-- Start of TASK MATERIAL --

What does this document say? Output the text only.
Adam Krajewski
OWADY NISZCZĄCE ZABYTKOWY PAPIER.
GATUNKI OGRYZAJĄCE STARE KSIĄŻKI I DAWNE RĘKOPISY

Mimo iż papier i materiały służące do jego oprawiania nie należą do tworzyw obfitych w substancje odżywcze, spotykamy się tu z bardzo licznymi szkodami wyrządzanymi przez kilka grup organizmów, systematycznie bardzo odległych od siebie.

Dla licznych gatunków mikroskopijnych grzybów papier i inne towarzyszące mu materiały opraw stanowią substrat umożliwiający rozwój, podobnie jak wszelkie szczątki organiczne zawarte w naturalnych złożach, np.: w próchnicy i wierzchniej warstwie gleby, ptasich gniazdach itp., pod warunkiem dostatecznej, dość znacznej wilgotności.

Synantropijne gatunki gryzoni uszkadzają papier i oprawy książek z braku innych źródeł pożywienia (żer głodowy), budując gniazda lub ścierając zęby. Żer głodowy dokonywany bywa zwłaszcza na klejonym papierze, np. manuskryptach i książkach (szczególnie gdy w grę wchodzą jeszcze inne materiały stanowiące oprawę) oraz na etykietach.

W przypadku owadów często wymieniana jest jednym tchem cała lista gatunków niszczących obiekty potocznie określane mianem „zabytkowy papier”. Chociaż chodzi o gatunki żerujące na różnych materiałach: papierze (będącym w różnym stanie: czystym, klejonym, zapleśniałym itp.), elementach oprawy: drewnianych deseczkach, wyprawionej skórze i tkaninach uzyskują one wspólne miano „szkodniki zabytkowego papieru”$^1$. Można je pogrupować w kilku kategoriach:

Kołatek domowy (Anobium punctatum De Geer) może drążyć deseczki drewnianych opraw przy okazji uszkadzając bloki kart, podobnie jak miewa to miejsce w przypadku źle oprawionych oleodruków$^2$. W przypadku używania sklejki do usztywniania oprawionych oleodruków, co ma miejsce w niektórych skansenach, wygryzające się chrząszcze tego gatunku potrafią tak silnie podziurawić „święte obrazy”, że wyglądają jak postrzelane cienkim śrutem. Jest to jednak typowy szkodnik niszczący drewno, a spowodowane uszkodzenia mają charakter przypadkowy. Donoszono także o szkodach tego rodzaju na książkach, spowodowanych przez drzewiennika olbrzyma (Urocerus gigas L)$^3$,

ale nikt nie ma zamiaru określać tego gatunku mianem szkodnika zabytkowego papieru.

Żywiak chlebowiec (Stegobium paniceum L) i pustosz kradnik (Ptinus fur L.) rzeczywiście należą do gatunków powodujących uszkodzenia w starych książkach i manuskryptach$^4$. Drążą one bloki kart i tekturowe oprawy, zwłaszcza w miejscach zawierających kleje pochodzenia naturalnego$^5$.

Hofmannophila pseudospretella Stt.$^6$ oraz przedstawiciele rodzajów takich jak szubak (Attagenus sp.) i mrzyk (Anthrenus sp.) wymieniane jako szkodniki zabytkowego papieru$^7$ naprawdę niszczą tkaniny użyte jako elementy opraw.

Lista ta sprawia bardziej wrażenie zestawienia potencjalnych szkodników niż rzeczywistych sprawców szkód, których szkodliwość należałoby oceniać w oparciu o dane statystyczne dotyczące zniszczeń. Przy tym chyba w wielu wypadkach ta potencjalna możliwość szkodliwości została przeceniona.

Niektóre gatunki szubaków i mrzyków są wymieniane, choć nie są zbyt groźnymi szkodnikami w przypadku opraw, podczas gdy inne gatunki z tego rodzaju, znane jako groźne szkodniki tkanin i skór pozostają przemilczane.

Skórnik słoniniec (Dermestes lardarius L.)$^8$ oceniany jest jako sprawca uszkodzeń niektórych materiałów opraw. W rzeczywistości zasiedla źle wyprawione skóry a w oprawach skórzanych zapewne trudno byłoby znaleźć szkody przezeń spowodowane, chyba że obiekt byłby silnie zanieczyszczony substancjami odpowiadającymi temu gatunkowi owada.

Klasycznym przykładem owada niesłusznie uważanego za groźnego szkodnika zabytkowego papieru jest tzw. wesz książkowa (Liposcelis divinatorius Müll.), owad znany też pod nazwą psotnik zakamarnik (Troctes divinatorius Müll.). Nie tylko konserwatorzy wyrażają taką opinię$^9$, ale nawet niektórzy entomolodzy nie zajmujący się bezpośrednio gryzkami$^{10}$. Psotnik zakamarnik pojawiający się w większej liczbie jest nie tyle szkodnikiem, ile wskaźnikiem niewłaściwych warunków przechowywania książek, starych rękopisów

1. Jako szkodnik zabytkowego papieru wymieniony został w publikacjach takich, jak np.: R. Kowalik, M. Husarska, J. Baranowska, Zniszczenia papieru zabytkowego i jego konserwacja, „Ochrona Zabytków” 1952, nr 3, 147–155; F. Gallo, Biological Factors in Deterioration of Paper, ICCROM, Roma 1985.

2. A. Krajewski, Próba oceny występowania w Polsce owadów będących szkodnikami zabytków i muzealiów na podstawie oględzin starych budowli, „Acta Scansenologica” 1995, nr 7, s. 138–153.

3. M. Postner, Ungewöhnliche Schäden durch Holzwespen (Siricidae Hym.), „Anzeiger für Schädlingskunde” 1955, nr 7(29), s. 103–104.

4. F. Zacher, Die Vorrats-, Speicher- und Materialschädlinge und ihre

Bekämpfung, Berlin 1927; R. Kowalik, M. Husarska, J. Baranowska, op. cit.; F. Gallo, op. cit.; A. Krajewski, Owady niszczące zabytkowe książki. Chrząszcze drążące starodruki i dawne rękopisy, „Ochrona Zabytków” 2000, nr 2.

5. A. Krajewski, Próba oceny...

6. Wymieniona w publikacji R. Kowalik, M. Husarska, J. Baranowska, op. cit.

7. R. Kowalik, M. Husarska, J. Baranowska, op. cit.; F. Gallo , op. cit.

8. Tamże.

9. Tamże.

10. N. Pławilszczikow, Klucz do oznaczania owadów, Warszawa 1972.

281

-- End of TASK MATERIAL --

Return each line in the records that holds the string "takich".

Hofmannophila pseudospretella Stt.$^6$ oraz przedstawiciele rodzajów takich jak szubak (Attagenus sp.) i mrzyk (Anthrenus sp.) wymieniane jako szkodniki zabytkowego papieru$^7$ naprawdę niszczą tkaniny użyte jako elementy opraw.
1. Jako szkodnik zabytkowego papieru wymieniony został w publikacjach takich, jak np.: R. Kowalik, M. Husarska, J. Baranowska, Zniszczenia papieru zabytkowego i jego konserwacja, „Ochrona Zabytków” 1952, nr 3, 147–155; F. Gallo, Biological Factors in Deterioration of Paper, ICCROM, Roma 1985.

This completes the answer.